### Supplied text
** BEGIN **
The question to you is: What small things do you want to do really well?

Spatial Microsimulation with R – Public Policy Advocates Take Note

Thursday, December 14th, 2017

Spatial Microsimulation with R by Robin Lovelace and Morgane Dumont.

Apologies for the long quote below but spatial microsimulation is unfamiliar enough that it merited an introduction in the authors’ own prose.

We have all attended public meetings where developers, polluters, landfill operators, etc., had charts, studies, etc., and the public was armed with, well, its opinions.

Spatial Microsimulation with R can put you in a position to offer alternative analysis, meaningfully ask for data used in other studies, in short, arm yourself with weapons long abused in public policy discussions.

From Chapter 1, 1.2 Motivations:

Imagine a world in which data on companies, households and governments were widely available. Imagine, further, that researchers and decision-makers acting in the public interest had tools enabling them to test and model such data to explore different scenarios of the future. People would be able to make more informed decisions, based on the best available evidence. In this technocratic dreamland pressing problems such as climate change, inequality and poor human health could be solved.

These are the types of real-world issues that we hope the methods in this book will help to address. Spatial microsimulation can provide new insights into complex problems and, ultimately, lead to better decision-making. By shedding new light on existing information, the methods can help shift decision-making processes away from ideological bias and towards evidence-based policy.
** END **
### Stated task 1
According to the post on spatial microsimulation, who wrote Spatial Microsimulation with R?

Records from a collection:
** BEGIN **
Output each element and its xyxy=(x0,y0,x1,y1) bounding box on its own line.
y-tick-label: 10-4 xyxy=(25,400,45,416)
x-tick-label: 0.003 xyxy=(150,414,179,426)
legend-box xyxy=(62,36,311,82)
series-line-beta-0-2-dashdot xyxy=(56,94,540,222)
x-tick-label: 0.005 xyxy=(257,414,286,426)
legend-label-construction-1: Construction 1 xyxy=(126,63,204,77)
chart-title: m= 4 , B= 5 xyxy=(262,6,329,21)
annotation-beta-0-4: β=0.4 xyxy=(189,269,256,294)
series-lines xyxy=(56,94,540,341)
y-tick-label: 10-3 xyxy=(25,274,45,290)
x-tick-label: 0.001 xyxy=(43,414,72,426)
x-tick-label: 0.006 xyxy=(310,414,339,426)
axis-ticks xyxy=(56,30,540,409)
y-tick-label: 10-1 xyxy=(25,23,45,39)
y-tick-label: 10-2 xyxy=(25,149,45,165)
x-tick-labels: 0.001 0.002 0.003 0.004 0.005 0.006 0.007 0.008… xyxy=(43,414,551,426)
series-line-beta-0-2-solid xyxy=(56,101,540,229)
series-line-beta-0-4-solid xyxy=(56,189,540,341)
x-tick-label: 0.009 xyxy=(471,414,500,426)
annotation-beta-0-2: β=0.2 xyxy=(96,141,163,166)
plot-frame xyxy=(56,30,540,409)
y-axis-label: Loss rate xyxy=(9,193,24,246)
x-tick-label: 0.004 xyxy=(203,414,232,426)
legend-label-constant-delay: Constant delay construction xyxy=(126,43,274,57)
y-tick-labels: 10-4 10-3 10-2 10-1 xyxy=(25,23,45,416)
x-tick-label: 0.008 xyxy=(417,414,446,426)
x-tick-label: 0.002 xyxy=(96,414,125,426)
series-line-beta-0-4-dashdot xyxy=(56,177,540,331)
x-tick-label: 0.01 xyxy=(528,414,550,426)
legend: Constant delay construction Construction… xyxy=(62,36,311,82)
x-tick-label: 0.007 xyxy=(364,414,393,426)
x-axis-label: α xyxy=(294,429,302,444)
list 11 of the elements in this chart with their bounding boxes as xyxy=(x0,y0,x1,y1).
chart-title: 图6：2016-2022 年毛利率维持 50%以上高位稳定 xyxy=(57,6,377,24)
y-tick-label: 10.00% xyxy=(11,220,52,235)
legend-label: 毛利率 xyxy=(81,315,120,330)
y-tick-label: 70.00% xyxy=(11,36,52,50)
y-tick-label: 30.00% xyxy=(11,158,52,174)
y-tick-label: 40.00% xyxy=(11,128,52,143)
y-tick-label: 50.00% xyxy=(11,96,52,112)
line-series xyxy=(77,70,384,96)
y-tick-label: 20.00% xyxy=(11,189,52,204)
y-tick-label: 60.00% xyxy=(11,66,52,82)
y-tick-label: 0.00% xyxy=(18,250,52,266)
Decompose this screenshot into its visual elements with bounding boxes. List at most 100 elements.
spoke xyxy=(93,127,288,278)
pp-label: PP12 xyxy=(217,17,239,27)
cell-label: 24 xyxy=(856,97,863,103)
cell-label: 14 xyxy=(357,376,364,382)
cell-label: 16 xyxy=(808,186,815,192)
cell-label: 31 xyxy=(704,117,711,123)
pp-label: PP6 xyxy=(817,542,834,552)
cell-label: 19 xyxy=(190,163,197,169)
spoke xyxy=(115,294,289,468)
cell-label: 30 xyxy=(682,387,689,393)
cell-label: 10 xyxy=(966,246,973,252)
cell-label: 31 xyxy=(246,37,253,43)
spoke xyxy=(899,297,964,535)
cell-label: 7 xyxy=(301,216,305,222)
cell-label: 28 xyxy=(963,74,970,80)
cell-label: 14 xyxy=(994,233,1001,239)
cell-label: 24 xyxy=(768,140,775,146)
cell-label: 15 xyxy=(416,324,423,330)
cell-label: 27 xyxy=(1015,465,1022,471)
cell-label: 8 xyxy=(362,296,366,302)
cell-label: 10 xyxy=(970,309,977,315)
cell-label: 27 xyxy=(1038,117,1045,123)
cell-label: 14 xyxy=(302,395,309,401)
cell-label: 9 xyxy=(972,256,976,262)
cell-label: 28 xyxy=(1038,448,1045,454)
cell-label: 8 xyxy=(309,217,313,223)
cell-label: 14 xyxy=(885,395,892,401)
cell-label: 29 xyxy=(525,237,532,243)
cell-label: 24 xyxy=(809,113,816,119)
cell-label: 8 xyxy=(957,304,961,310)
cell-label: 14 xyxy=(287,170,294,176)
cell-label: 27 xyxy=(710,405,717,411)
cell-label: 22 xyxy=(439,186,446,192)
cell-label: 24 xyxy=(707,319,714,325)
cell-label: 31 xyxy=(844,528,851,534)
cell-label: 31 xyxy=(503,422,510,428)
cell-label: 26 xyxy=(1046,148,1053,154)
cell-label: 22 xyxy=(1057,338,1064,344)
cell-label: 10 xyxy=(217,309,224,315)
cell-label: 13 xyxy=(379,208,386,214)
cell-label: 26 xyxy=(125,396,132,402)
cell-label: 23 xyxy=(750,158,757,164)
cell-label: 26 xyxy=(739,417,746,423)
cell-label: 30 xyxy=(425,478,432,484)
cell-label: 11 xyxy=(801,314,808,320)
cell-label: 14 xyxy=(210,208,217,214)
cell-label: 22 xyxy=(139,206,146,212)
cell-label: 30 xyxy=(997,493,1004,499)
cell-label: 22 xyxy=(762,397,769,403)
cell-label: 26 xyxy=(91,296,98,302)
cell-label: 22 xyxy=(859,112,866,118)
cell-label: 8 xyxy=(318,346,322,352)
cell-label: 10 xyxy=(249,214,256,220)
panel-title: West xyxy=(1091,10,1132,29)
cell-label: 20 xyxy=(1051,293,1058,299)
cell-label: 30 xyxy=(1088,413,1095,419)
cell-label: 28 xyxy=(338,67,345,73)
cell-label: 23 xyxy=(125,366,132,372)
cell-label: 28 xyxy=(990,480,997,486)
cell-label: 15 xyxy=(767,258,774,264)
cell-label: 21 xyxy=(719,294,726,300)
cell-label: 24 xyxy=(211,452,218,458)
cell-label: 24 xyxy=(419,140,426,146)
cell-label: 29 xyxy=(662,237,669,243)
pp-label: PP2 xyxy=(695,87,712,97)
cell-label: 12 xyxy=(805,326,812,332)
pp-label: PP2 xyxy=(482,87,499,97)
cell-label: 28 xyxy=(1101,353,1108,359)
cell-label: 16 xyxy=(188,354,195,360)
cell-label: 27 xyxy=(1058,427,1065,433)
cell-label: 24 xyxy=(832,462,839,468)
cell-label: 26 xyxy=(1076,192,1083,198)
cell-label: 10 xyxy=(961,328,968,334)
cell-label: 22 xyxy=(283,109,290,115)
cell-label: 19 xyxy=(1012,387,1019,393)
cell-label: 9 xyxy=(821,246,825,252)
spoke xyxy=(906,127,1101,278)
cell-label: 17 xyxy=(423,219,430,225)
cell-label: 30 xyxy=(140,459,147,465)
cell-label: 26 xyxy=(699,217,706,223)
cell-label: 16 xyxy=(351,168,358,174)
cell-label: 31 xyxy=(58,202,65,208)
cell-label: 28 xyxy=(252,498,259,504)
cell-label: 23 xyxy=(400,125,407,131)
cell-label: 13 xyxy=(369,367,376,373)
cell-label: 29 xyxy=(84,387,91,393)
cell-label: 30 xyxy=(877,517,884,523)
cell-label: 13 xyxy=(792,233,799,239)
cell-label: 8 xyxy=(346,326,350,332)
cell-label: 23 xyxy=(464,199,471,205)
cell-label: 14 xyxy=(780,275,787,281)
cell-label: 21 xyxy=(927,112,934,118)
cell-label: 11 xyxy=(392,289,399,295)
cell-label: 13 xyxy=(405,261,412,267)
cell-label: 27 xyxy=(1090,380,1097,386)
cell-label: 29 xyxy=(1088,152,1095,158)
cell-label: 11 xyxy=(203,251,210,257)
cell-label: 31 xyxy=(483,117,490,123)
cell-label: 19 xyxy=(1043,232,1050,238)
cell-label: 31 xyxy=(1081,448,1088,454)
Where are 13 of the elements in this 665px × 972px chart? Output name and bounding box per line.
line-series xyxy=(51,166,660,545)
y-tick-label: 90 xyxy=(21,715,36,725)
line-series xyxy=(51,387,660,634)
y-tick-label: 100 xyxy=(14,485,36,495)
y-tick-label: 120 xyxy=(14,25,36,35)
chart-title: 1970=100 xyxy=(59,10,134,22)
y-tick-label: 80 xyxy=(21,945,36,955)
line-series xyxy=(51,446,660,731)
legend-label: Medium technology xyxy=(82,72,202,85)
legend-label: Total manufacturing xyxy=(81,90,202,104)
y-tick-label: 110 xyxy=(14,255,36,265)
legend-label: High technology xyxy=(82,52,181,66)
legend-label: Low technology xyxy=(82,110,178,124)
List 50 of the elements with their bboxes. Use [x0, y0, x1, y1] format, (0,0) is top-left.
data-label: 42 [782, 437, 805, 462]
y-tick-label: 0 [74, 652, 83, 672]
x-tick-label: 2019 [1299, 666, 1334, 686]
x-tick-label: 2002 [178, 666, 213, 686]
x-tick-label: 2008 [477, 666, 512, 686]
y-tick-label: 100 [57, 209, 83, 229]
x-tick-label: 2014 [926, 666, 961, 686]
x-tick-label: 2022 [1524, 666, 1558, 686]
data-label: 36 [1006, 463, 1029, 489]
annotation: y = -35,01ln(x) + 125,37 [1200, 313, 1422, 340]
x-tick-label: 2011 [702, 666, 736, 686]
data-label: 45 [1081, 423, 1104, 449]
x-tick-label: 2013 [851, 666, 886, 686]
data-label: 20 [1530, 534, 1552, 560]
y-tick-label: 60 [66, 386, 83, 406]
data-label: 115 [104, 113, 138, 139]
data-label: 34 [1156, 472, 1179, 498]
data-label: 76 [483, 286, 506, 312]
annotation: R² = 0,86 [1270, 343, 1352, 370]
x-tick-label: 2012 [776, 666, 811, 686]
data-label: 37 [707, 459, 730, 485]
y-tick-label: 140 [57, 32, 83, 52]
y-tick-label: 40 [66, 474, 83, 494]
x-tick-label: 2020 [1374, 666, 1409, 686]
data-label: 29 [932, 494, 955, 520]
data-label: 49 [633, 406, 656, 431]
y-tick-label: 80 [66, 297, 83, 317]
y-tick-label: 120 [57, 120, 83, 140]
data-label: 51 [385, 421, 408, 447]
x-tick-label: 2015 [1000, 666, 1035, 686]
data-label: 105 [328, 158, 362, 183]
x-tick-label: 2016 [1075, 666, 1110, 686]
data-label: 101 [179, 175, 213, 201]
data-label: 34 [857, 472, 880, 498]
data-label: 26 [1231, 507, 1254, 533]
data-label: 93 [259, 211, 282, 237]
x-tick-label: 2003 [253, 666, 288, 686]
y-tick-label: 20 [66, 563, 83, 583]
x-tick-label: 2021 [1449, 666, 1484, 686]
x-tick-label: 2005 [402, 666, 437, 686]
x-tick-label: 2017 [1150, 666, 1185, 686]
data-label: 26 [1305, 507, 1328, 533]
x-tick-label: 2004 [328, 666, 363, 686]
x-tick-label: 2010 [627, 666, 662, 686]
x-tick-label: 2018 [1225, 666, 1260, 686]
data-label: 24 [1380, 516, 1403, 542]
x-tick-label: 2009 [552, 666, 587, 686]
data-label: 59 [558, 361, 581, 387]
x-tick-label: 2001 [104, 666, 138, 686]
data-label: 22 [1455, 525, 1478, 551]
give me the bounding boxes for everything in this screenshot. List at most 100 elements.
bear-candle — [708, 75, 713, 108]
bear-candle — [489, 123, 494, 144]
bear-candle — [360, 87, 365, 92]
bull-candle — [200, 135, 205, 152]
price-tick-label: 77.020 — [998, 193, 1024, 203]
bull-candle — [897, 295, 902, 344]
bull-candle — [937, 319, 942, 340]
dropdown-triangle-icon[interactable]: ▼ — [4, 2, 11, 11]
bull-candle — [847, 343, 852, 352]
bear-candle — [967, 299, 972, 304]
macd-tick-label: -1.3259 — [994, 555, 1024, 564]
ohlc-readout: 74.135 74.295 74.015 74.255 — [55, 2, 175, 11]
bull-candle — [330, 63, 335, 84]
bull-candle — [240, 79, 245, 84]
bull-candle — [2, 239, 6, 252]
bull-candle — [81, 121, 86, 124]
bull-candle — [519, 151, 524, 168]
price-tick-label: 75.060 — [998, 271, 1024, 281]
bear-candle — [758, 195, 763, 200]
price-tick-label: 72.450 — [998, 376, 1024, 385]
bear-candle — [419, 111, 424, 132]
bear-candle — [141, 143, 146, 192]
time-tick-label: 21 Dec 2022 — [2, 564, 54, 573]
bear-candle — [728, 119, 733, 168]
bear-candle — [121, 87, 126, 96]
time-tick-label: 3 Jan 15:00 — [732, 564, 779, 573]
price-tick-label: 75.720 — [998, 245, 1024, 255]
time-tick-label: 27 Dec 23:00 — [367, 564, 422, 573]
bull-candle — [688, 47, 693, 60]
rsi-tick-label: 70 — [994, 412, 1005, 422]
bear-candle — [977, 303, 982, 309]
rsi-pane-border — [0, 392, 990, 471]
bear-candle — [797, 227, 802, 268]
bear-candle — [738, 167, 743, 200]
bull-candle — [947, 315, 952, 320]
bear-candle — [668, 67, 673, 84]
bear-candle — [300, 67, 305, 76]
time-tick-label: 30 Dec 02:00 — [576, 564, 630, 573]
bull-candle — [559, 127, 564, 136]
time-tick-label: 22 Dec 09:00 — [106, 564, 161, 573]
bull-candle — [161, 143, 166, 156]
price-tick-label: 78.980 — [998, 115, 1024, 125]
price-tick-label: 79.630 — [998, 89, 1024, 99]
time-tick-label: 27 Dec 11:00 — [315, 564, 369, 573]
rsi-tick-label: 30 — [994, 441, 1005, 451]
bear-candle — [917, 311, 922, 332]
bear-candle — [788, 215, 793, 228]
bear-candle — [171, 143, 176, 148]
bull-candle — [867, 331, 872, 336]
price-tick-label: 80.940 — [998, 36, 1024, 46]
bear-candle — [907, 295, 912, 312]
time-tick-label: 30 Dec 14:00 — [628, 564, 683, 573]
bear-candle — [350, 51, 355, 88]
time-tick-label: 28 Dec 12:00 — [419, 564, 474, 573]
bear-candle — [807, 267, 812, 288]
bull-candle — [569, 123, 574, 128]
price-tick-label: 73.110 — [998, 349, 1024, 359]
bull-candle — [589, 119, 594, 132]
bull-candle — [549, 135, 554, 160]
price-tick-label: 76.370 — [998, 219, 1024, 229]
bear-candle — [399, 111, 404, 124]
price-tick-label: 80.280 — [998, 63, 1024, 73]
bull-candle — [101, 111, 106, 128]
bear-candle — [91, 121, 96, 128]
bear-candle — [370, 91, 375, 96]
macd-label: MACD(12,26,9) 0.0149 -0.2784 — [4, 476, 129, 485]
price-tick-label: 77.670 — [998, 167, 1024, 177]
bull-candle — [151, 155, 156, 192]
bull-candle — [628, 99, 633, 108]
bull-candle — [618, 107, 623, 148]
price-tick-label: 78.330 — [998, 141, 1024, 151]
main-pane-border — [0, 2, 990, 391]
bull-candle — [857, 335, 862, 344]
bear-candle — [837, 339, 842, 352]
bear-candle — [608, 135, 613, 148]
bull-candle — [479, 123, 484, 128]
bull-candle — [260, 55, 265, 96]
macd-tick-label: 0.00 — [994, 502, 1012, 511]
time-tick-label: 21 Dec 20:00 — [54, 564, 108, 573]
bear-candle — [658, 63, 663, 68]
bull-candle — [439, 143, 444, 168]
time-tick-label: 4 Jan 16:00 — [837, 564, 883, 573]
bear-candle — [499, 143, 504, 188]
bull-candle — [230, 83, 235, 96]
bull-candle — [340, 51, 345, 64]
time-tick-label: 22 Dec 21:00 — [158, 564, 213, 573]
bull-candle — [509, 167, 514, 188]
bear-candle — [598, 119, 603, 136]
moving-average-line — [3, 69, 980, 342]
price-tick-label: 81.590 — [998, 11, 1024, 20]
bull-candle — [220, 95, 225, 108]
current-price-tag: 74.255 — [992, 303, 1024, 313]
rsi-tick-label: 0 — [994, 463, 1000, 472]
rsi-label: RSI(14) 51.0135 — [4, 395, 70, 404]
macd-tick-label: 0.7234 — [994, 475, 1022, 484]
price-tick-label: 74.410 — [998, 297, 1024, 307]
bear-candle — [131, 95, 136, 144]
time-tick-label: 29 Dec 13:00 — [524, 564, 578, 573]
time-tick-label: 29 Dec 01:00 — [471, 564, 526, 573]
** END **
### Stated task 2
Reproduce the listing verbatim, starting with its first line and going on through the line that contains "x-tick-label: 0.004 xyxy=(203,414,232,426)", with both ends included.

### Right answer 1
Robin Lovelace and Morgane Dumont.

### Right answer 2
Output each element and its xyxy=(x0,y0,x1,y1) bounding box on its own line.
y-tick-label: 10-4 xyxy=(25,400,45,416)
x-tick-label: 0.003 xyxy=(150,414,179,426)
legend-box xyxy=(62,36,311,82)
series-line-beta-0-2-dashdot xyxy=(56,94,540,222)
x-tick-label: 0.005 xyxy=(257,414,286,426)
legend-label-construction-1: Construction 1 xyxy=(126,63,204,77)
chart-title: m= 4 , B= 5 xyxy=(262,6,329,21)
annotation-beta-0-4: β=0.4 xyxy=(189,269,256,294)
series-lines xyxy=(56,94,540,341)
y-tick-label: 10-3 xyxy=(25,274,45,290)
x-tick-label: 0.001 xyxy=(43,414,72,426)
x-tick-label: 0.006 xyxy=(310,414,339,426)
axis-ticks xyxy=(56,30,540,409)
y-tick-label: 10-1 xyxy=(25,23,45,39)
y-tick-label: 10-2 xyxy=(25,149,45,165)
x-tick-labels: 0.001 0.002 0.003 0.004 0.005 0.006 0.007 0.008… xyxy=(43,414,551,426)
series-line-beta-0-2-solid xyxy=(56,101,540,229)
series-line-beta-0-4-solid xyxy=(56,189,540,341)
x-tick-label: 0.009 xyxy=(471,414,500,426)
annotation-beta-0-2: β=0.2 xyxy=(96,141,163,166)
plot-frame xyxy=(56,30,540,409)
y-axis-label: Loss rate xyxy=(9,193,24,246)
x-tick-label: 0.004 xyxy=(203,414,232,426)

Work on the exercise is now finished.